> _Exercise_: Quote the listing in full, exactly as given, minus any pictures.

> _Dataset records_:
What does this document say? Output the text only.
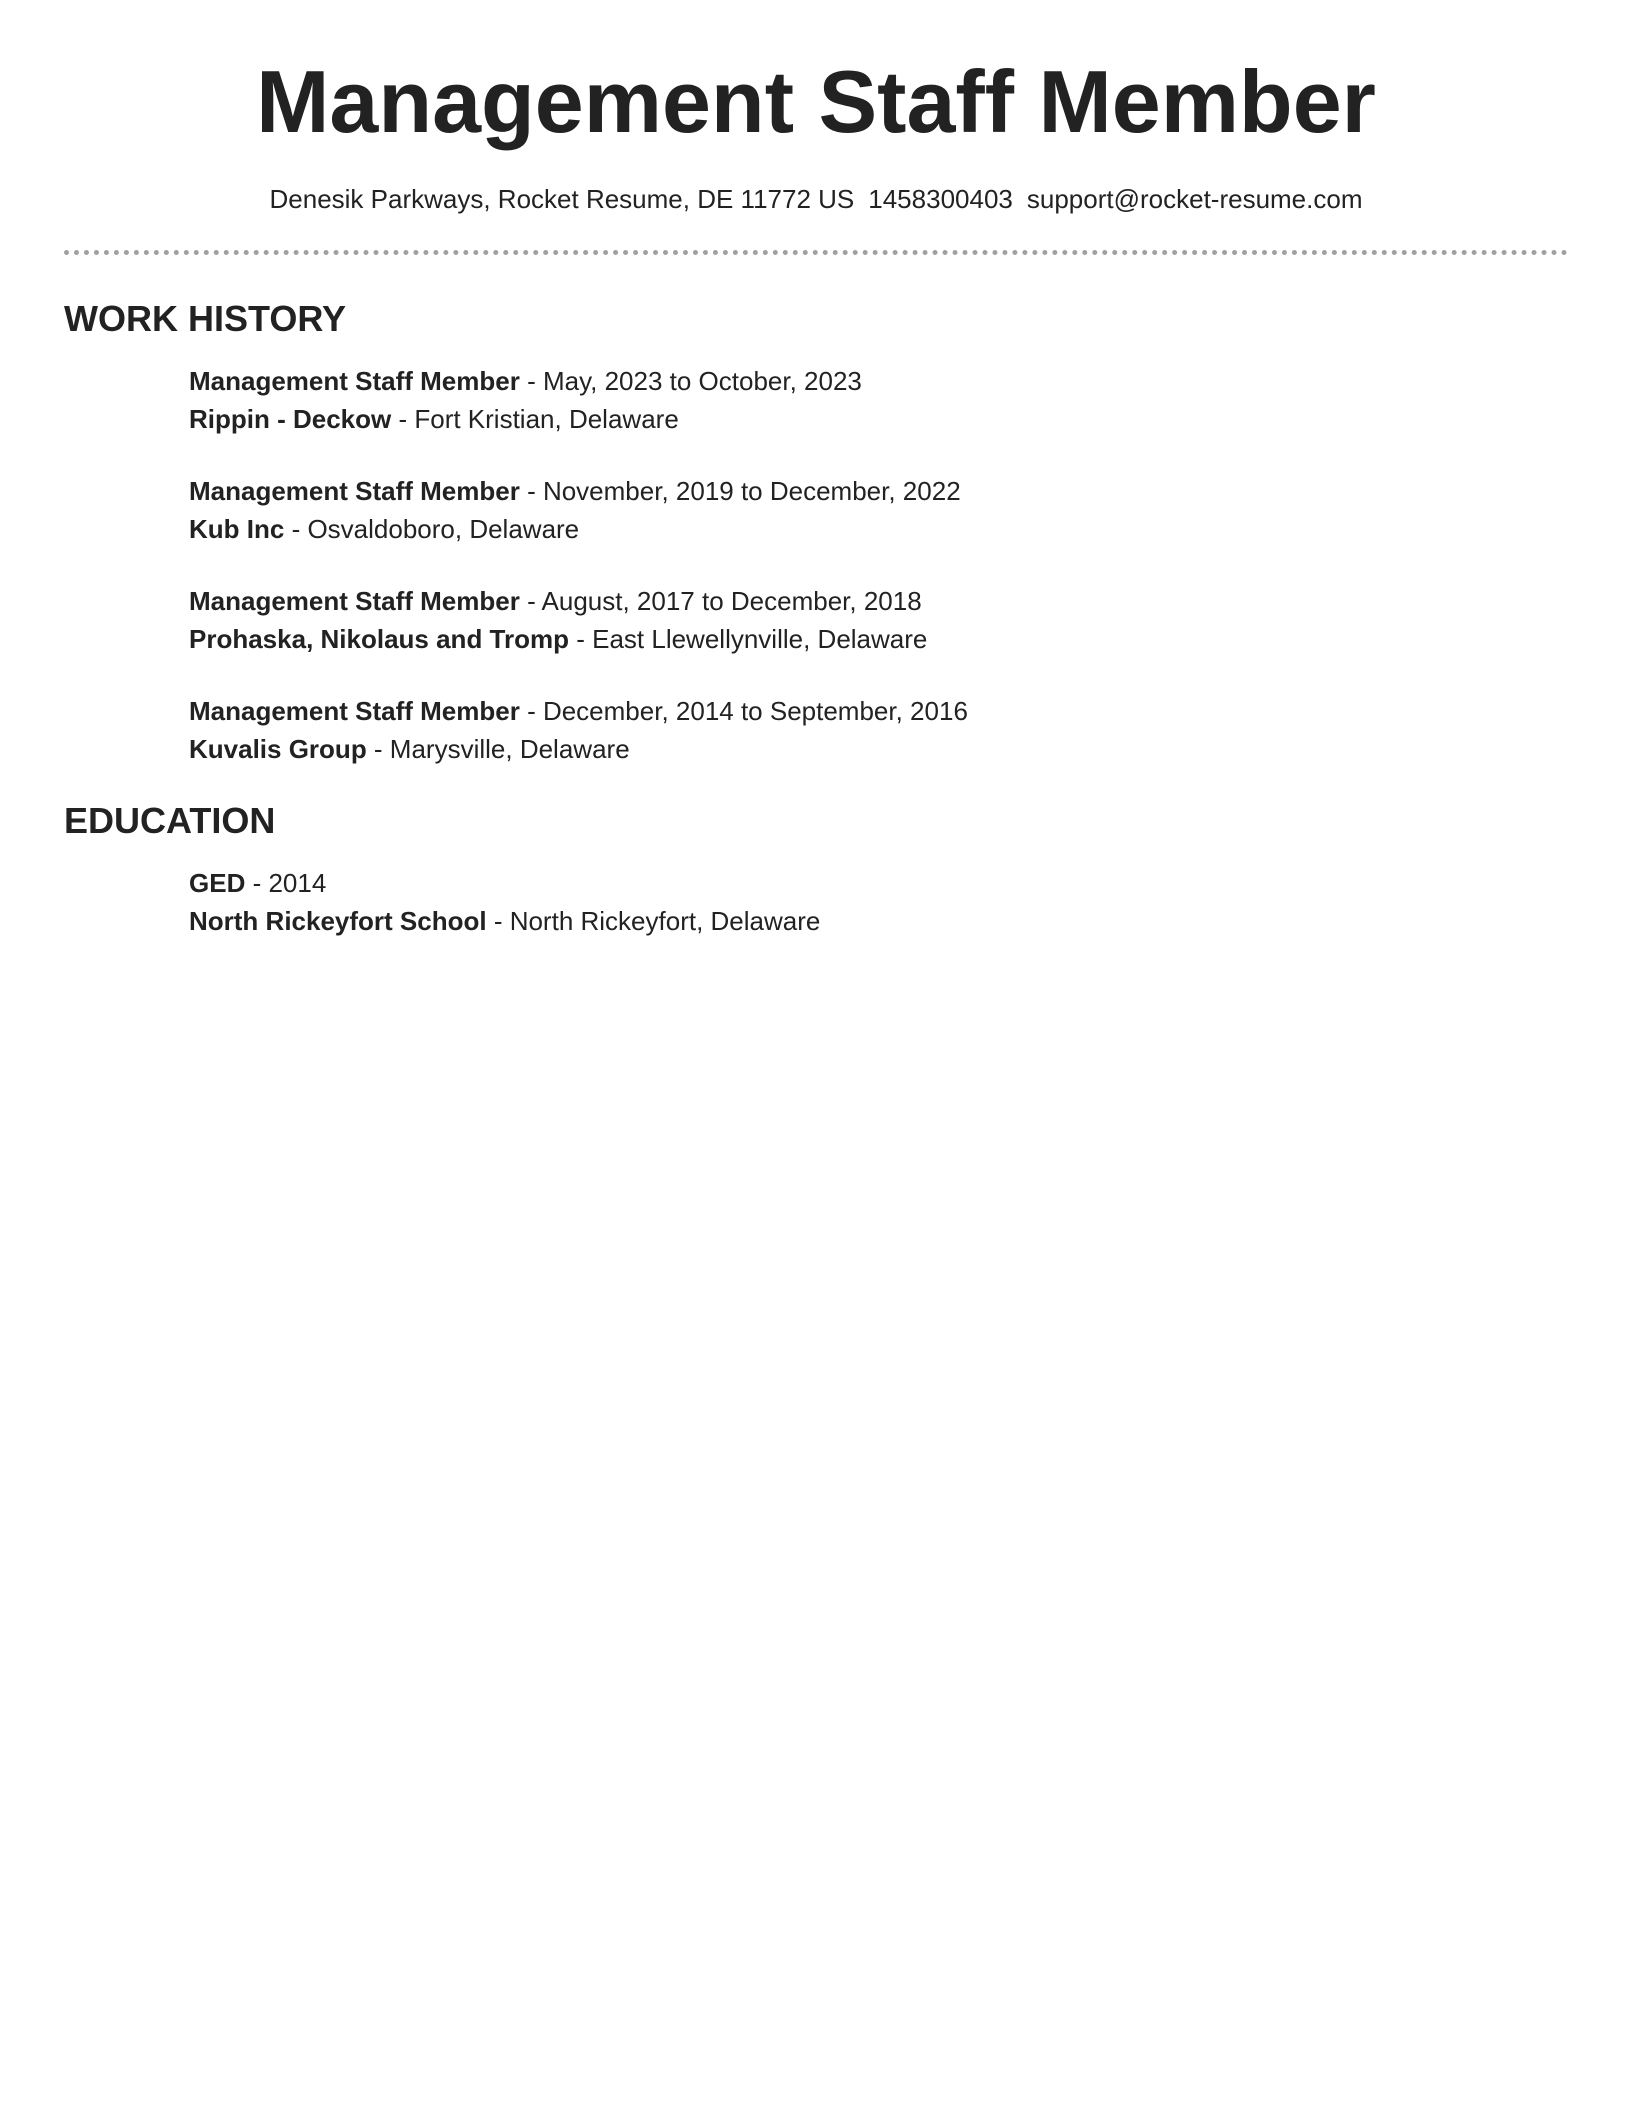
Management Staff Member
Denesik Parkways, Rocket Resume, DE 11772 US 1458300403 support@rocket-resume.com
WORK HISTORY
Management Staff Member - May, 2023 to October, 2023
Rippin - Deckow - Fort Kristian, Delaware
Management Staff Member - November, 2019 to December, 2022
Kub Inc - Osvaldoboro, Delaware
Management Staff Member - August, 2017 to December, 2018
Prohaska, Nikolaus and Tromp - East Llewellynville, Delaware
Management Staff Member - December, 2014 to September, 2016
Kuvalis Group - Marysville, Delaware
EDUCATION
GED - 2014
North Rickeyfort School - North Rickeyfort, Delaware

> _Right answer_:
What does this document say? Output the text only.
Management Staff Member
Denesik Parkways, Rocket Resume, DE 11772 US 1458300403 support@rocket-resume.com
WORK HISTORY
Management Staff Member - May, 2023 to October, 2023
Rippin - Deckow - Fort Kristian, Delaware
Management Staff Member - November, 2019 to December, 2022
Kub Inc - Osvaldoboro, Delaware
Management Staff Member - August, 2017 to December, 2018
Prohaska, Nikolaus and Tromp - East Llewellynville, Delaware
Management Staff Member - December, 2014 to September, 2016
Kuvalis Group - Marysville, Delaware
EDUCATION
GED - 2014
North Rickeyfort School - North Rickeyfort, Delaware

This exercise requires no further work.